--- START OF Records to use ---

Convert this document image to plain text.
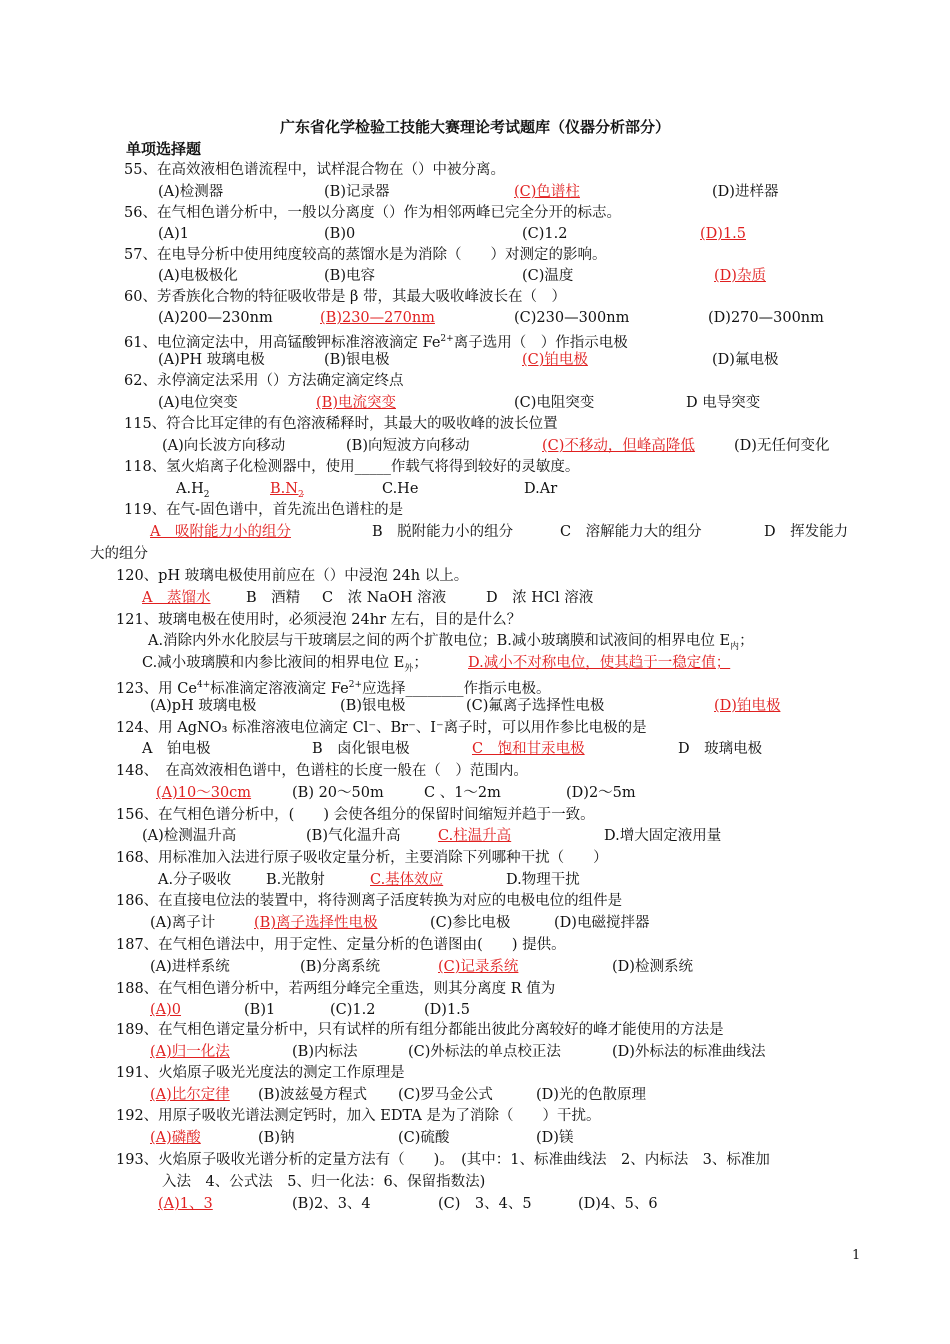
广东省化学检验工技能大赛理论考试题库（仪器分析部分）
单项选择题
55、在高效液相色谱流程中，试样混合物在（）中被分离。
(A)检测器	(B)记录器	(C)色谱柱	(D)进样器
56、在气相色谱分析中，一般以分离度（）作为相邻两峰已完全分开的标志。
(A)1	(B)0	(C)1.2	(D)1.5
57、在电导分析中使用纯度较高的蒸馏水是为消除（　　）对测定的影响。
(A)电极极化	(B)电容	(C)温度	(D)杂质
60、芳香族化合物的特征吸收带是 β 带，其最大吸收峰波长在（　）
(A)200—230nm	(B)230—270nm	(C)230—300nm	(D)270—300nm
61、电位滴定法中，用高锰酸钾标准溶液滴定 $Fe^{2+}$离子选用（　）作指示电极
(A)PH 玻璃电极	(B)银电极	(C)铂电极	(D)氟电极
62、永停滴定法采用（）方法确定滴定终点
(A)电位突变	(B)电流突变	(C)电阻突变	D 电导突变
115、符合比耳定律的有色溶液稀释时，其最大的吸收峰的波长位置
(A)向长波方向移动	(B)向短波方向移动	(C)不移动，但峰高降低	(D)无任何变化
118、氢火焰离子化检测器中，使用_____作载气将得到较好的灵敏度。
$A.H_2$	$B.N_2$	C.He	D.Ar
119、在气-固色谱中，首先流出色谱柱的是
A　吸附能力小的组分	B　脱附能力小的组分	C　溶解能力大的组分	D　挥发能力
大的组分
120、pH 玻璃电极使用前应在（）中浸泡 24h 以上。
A　蒸馏水 B　酒精 C　浓 NaOH 溶液	D　浓 HCl 溶液
121、玻璃电极在使用时，必须浸泡 24hr 左右，目的是什么？
A.消除内外水化胶层与干玻璃层之间的两个扩散电位；B.减小玻璃膜和试液间的相界电位 $E_内$；
C.减小玻璃膜和内参比液间的相界电位 $E_外$；	D.减小不对称电位，使其趋于一稳定值；
123、用 $Ce^{4+}$标准滴定溶液滴定 $Fe^{2+}$应选择________作指示电极。
(A)pH 玻璃电极	(B)银电极	(C)氟离子选择性电极	(D)铂电极
124、用 AgNO₃ 标准溶液电位滴定 Cl⁻、Br⁻、I⁻离子时，可以用作参比电极的是
A　铂电极	B　卤化银电极	C　饱和甘汞电极	D　玻璃电极
148、　在高效液相色谱中，色谱柱的长度一般在（　）范围内。
(A)10～30cm	(B) 20～50m	C 、1～2m	(D)2～5m
156、在气相色谱分析中，(　　) 会使各组分的保留时间缩短并趋于一致。
(A)检测温升高	(B)气化温升高	C.柱温升高	D.增大固定液用量
168、用标准加入法进行原子吸收定量分析，主要消除下列哪种干扰（　　）
A.分子吸收 B.光散射	C.基体效应	D.物理干扰
186、在直接电位法的装置中，将待测离子活度转换为对应的电极电位的组件是
(A)离子计	(B)离子选择性电极	(C)参比电极	(D)电磁搅拌器
187、在气相色谱法中，用于定性、定量分析的色谱图由(　　) 提供。
(A)进样系统	(B)分离系统	(C)记录系统	(D)检测系统
188、在气相色谱分析中，若两组分峰完全重迭，则其分离度 R 值为
(A)0	(B)1	(C)1.2	(D)1.5
189、在气相色谱定量分析中，只有试样的所有组分都能出彼此分离较好的峰才能使用的方法是
(A)归一化法	(B)内标法	(C)外标法的单点校正法	(D)外标法的标准曲线法
191、火焰原子吸光光度法的测定工作原理是
(A)比尔定律 (B)波兹曼方程式 (C)罗马金公式	(D)光的色散原理
192、用原子吸收光谱法测定钙时，加入 EDTA 是为了消除（　　）干扰。
(A)磷酸	(B)钠	(C)硫酸	(D)镁
193、火焰原子吸收光谱分析的定量方法有（　　)。　(其中：1、标准曲线法　2、内标法　3、标准加
入法　4、公式法　5、归一化法：6、保留指数法)
(A)1、3	(B)2、3、4	(C)　3、4、5	(D)4、5、6
1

--- END OF Records to use ---

Your goal
All the records above need to be given again word for word. Skip the pictures.

Problem solution
Convert this document image to plain text.
广东省化学检验工技能大赛理论考试题库（仪器分析部分）
单项选择题
55、在高效液相色谱流程中，试样混合物在（）中被分离。
(A)检测器	(B)记录器	(C)色谱柱	(D)进样器
56、在气相色谱分析中，一般以分离度（）作为相邻两峰已完全分开的标志。
(A)1	(B)0	(C)1.2	(D)1.5
57、在电导分析中使用纯度较高的蒸馏水是为消除（　　）对测定的影响。
(A)电极极化	(B)电容	(C)温度	(D)杂质
60、芳香族化合物的特征吸收带是 β 带，其最大吸收峰波长在（　）
(A)200—230nm	(B)230—270nm	(C)230—300nm	(D)270—300nm
61、电位滴定法中，用高锰酸钾标准溶液滴定 $Fe^{2+}$离子选用（　）作指示电极
(A)PH 玻璃电极	(B)银电极	(C)铂电极	(D)氟电极
62、永停滴定法采用（）方法确定滴定终点
(A)电位突变	(B)电流突变	(C)电阻突变	D 电导突变
115、符合比耳定律的有色溶液稀释时，其最大的吸收峰的波长位置
(A)向长波方向移动	(B)向短波方向移动	(C)不移动，但峰高降低	(D)无任何变化
118、氢火焰离子化检测器中，使用_____作载气将得到较好的灵敏度。
$A.H_2$	$B.N_2$	C.He	D.Ar
119、在气-固色谱中，首先流出色谱柱的是
A　吸附能力小的组分	B　脱附能力小的组分	C　溶解能力大的组分	D　挥发能力
大的组分
120、pH 玻璃电极使用前应在（）中浸泡 24h 以上。
A　蒸馏水 B　酒精 C　浓 NaOH 溶液	D　浓 HCl 溶液
121、玻璃电极在使用时，必须浸泡 24hr 左右，目的是什么？
A.消除内外水化胶层与干玻璃层之间的两个扩散电位；B.减小玻璃膜和试液间的相界电位 $E_内$；
C.减小玻璃膜和内参比液间的相界电位 $E_外$；	D.减小不对称电位，使其趋于一稳定值；
123、用 $Ce^{4+}$标准滴定溶液滴定 $Fe^{2+}$应选择________作指示电极。
(A)pH 玻璃电极	(B)银电极	(C)氟离子选择性电极	(D)铂电极
124、用 AgNO₃ 标准溶液电位滴定 Cl⁻、Br⁻、I⁻离子时，可以用作参比电极的是
A　铂电极	B　卤化银电极	C　饱和甘汞电极	D　玻璃电极
148、　在高效液相色谱中，色谱柱的长度一般在（　）范围内。
(A)10～30cm	(B) 20～50m	C 、1～2m	(D)2～5m
156、在气相色谱分析中，(　　) 会使各组分的保留时间缩短并趋于一致。
(A)检测温升高	(B)气化温升高	C.柱温升高	D.增大固定液用量
168、用标准加入法进行原子吸收定量分析，主要消除下列哪种干扰（　　）
A.分子吸收 B.光散射	C.基体效应	D.物理干扰
186、在直接电位法的装置中，将待测离子活度转换为对应的电极电位的组件是
(A)离子计	(B)离子选择性电极	(C)参比电极	(D)电磁搅拌器
187、在气相色谱法中，用于定性、定量分析的色谱图由(　　) 提供。
(A)进样系统	(B)分离系统	(C)记录系统	(D)检测系统
188、在气相色谱分析中，若两组分峰完全重迭，则其分离度 R 值为
(A)0	(B)1	(C)1.2	(D)1.5
189、在气相色谱定量分析中，只有试样的所有组分都能出彼此分离较好的峰才能使用的方法是
(A)归一化法	(B)内标法	(C)外标法的单点校正法	(D)外标法的标准曲线法
191、火焰原子吸光光度法的测定工作原理是
(A)比尔定律 (B)波兹曼方程式 (C)罗马金公式	(D)光的色散原理
192、用原子吸收光谱法测定钙时，加入 EDTA 是为了消除（　　）干扰。
(A)磷酸	(B)钠	(C)硫酸	(D)镁
193、火焰原子吸收光谱分析的定量方法有（　　)。　(其中：1、标准曲线法　2、内标法　3、标准加
入法　4、公式法　5、归一化法：6、保留指数法)
(A)1、3	(B)2、3、4	(C)　3、4、5	(D)4、5、6
1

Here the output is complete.